→ **Stated problem**: Please write the listing below out again exactly, leaving every picture behind.

→ **Records supplied**:
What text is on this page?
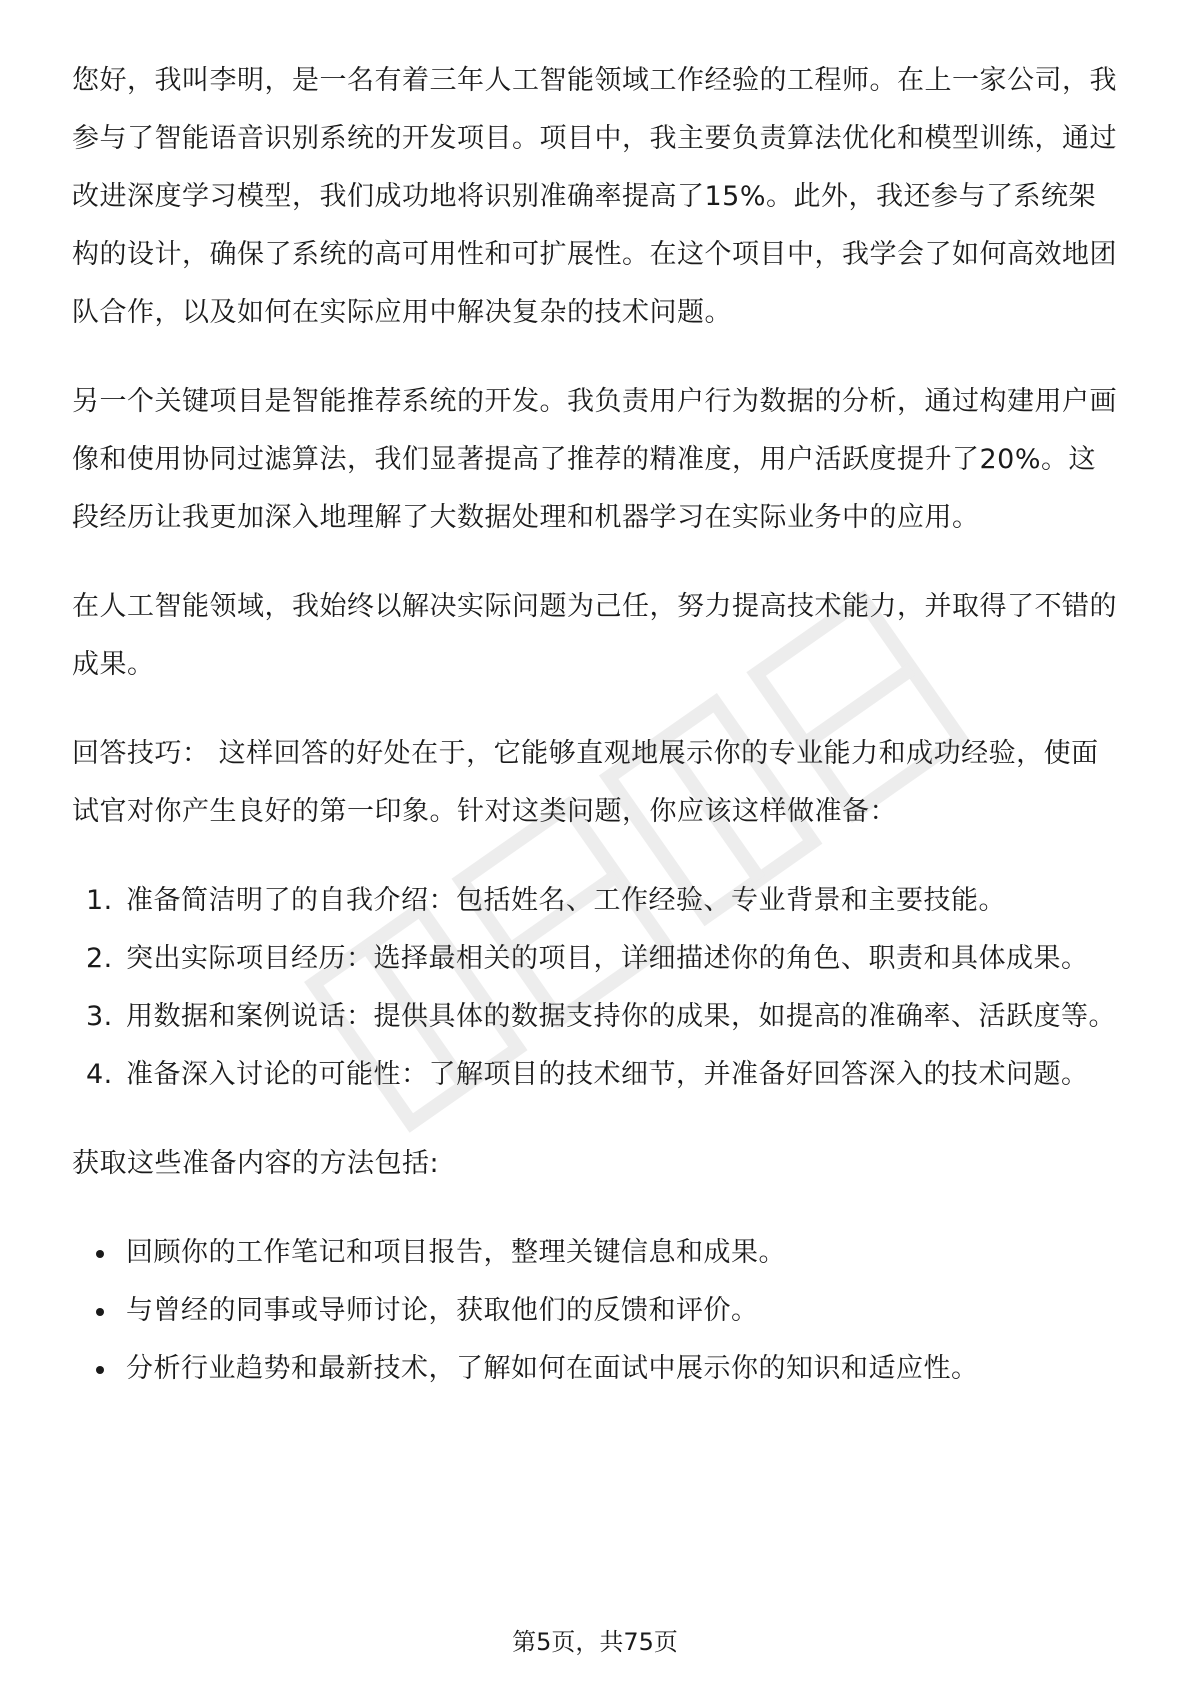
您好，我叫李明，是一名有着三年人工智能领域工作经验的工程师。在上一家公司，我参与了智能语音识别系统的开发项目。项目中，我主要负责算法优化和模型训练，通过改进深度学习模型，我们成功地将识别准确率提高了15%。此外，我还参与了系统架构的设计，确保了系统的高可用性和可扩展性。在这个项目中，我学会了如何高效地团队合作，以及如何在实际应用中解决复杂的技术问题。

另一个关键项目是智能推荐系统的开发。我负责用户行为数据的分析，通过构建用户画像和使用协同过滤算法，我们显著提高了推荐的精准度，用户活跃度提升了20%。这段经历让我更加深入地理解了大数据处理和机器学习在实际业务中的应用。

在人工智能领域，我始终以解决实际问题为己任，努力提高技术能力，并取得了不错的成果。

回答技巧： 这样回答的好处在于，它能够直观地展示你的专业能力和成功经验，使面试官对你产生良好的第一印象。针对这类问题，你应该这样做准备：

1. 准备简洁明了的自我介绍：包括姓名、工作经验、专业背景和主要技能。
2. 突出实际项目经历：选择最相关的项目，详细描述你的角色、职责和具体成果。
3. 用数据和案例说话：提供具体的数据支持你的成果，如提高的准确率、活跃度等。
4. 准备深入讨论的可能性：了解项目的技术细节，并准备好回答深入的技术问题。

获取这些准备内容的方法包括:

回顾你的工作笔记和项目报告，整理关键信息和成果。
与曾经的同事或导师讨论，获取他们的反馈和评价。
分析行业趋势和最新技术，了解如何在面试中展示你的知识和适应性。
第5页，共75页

→ **Result for this exercise**:
What text is on this page?
您好，我叫李明，是一名有着三年人工智能领域工作经验的工程师。在上一家公司，我参与了智能语音识别系统的开发项目。项目中，我主要负责算法优化和模型训练，通过改进深度学习模型，我们成功地将识别准确率提高了15%。此外，我还参与了系统架构的设计，确保了系统的高可用性和可扩展性。在这个项目中，我学会了如何高效地团队合作，以及如何在实际应用中解决复杂的技术问题。

另一个关键项目是智能推荐系统的开发。我负责用户行为数据的分析，通过构建用户画像和使用协同过滤算法，我们显著提高了推荐的精准度，用户活跃度提升了20%。这段经历让我更加深入地理解了大数据处理和机器学习在实际业务中的应用。

在人工智能领域，我始终以解决实际问题为己任，努力提高技术能力，并取得了不错的成果。

回答技巧： 这样回答的好处在于，它能够直观地展示你的专业能力和成功经验，使面试官对你产生良好的第一印象。针对这类问题，你应该这样做准备：

1. 准备简洁明了的自我介绍：包括姓名、工作经验、专业背景和主要技能。
2. 突出实际项目经历：选择最相关的项目，详细描述你的角色、职责和具体成果。
3. 用数据和案例说话：提供具体的数据支持你的成果，如提高的准确率、活跃度等。
4. 准备深入讨论的可能性：了解项目的技术细节，并准备好回答深入的技术问题。

获取这些准备内容的方法包括:

回顾你的工作笔记和项目报告，整理关键信息和成果。
与曾经的同事或导师讨论，获取他们的反馈和评价。
分析行业趋势和最新技术，了解如何在面试中展示你的知识和适应性。
第5页，共75页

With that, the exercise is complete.